## Work task A
According to the article on illicit drug use screening, in what year did the Task Force make the recommendation that this draft updates?
## Work task B
Write out a passage from the article on illicit drug use screening, beginning at the words "We want to help" and stopping after "the drug use.".

## Selected extract
Draft Recommendation Statement issued by U.S. Preventive Services Task Force on Illicit drug use screening, including non-medical use of prescription

Draft Recommendation Statement issued by U.S. Preventive Services Task Force on Illicit drug use screening, including non-medical use of prescription

August 19, 2019

The U.S. Preventive Services Task Force (Task Force) has come up with a recommendation statement about screening for illicit drug use, including nonmedical use of prescription drugs, in case of adults. As per them, there was not enough evidence to make a recommendation for or against screening teens ages 12 to 17 and is calling for more research in this important population.

Just drug screening is not enough to ensure safety today as illicit drug use is known to be among the most common causes of preventable death, injury, and disability in United States and also many other countries. Illicit drug can include using illegal drugs or using a prescription drug in a way that is not recommended by a clinician. Screening will involve asking questions about the drug use, frequency of use, or risks related to use.

Illicit drug use can have a devastating impact on individuals and families,” says Task Force co-vice chair Karina Davidson, Ph.D., M.A.Sc. “Clinicians can help by screening their adult patients and connecting people who use illicit drugs to the care they need to get better.”

This draft is an update to the recommendation made by the Task Force in the year 2008 about the screening tools and new studies on the benefits and harms of treatment in adults. The current draft also highlights the importance of having systems in place that help people who use illicit drugs find the care they need to get better.

We want to help prevent illicit drug use in teens, so we’re calling for more research on the benefits of screening,” says task Force member Carol Mangione, M.D., M.S.P.H. “Clinicians should continue to use their professional judgement to determine whats best for their teen patients.”

Parents and caregivers are suggested to talk to the teen’s clinician if they are concerned about teen drug use or if they see physical or behavioural evidence of the drug use.

## Supplied material

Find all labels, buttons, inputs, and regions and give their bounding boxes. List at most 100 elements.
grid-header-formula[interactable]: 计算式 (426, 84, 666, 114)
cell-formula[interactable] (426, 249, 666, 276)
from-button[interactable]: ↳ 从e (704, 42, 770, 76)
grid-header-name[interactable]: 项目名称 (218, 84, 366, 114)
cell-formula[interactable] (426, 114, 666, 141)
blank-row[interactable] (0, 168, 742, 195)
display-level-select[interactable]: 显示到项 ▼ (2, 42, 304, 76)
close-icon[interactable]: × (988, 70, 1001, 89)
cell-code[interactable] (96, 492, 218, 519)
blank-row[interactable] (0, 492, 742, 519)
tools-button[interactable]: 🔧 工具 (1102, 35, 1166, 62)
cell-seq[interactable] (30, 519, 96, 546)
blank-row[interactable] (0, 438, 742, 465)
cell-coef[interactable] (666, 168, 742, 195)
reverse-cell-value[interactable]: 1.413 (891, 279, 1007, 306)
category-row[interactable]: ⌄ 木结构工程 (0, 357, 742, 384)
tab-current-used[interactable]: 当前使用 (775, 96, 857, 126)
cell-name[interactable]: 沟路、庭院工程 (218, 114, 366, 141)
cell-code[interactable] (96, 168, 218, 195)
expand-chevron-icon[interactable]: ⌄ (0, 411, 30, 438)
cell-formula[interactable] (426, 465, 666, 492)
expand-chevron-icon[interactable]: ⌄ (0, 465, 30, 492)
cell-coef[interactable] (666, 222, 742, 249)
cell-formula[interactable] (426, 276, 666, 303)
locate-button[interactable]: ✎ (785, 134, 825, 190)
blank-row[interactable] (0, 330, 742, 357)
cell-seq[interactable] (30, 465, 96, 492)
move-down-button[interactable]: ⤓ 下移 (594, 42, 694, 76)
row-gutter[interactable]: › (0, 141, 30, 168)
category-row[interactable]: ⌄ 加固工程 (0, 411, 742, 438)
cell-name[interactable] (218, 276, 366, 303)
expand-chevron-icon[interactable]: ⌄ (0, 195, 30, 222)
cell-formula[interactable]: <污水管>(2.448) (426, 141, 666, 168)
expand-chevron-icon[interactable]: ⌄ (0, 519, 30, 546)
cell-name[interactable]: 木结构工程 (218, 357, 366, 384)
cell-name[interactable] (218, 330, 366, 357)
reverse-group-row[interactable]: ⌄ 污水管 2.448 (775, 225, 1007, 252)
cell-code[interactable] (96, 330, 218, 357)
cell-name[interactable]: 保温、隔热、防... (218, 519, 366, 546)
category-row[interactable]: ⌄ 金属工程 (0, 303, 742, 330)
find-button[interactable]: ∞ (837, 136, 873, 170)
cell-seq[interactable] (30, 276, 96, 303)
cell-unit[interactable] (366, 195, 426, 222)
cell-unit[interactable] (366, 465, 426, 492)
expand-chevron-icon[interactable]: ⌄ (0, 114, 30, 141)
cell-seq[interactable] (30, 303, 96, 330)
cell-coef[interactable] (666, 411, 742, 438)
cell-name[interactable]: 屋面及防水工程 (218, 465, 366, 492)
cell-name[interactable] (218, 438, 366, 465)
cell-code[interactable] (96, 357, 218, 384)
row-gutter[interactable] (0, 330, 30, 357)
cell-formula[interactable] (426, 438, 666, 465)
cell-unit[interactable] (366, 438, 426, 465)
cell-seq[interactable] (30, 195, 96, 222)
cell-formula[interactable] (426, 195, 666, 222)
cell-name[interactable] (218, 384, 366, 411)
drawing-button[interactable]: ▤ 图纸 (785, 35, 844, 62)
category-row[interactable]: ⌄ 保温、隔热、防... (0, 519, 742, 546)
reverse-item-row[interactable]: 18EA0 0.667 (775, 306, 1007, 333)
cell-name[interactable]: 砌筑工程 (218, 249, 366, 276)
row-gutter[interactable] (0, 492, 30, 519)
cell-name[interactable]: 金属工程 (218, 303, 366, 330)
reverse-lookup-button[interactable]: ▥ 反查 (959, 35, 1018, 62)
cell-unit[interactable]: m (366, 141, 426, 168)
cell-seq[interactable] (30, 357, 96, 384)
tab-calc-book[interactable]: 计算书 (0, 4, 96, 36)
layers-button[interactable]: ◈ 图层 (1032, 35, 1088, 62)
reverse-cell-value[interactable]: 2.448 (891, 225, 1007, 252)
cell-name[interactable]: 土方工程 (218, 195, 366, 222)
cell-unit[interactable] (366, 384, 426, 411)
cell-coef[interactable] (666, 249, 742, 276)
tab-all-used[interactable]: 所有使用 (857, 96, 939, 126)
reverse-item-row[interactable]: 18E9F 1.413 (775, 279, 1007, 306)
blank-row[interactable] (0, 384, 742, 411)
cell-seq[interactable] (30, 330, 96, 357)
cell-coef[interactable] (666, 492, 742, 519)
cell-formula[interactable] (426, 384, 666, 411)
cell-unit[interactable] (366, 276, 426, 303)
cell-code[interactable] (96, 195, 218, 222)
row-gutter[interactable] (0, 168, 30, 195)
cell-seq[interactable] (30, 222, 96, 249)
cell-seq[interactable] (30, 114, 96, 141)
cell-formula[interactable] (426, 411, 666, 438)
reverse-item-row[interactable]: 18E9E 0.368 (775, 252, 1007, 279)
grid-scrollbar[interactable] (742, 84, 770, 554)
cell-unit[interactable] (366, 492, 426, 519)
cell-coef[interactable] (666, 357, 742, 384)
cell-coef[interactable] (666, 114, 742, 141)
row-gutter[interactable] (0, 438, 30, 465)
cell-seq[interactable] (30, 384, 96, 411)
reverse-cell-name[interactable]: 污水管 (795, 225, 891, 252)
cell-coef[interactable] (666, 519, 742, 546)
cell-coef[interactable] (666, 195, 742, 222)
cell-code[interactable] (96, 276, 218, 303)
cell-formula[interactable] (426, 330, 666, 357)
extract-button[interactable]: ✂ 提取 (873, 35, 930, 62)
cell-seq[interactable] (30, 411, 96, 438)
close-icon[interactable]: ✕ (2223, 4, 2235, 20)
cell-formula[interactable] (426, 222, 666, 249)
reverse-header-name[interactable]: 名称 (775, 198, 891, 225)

## Expected output A
2008

## Expected output B
We want to help prevent illicit drug use in teens, so we’re calling for more research on the benefits of screening,” says task Force member Carol Mangione, M.D., M.S.P.H. “Clinicians should continue to use their professional judgement to determine whats best for their teen patients.”

Parents and caregivers are suggested to talk to the teen’s clinician if they are concerned about teen drug use or if they see physical or behavioural evidence of the drug use.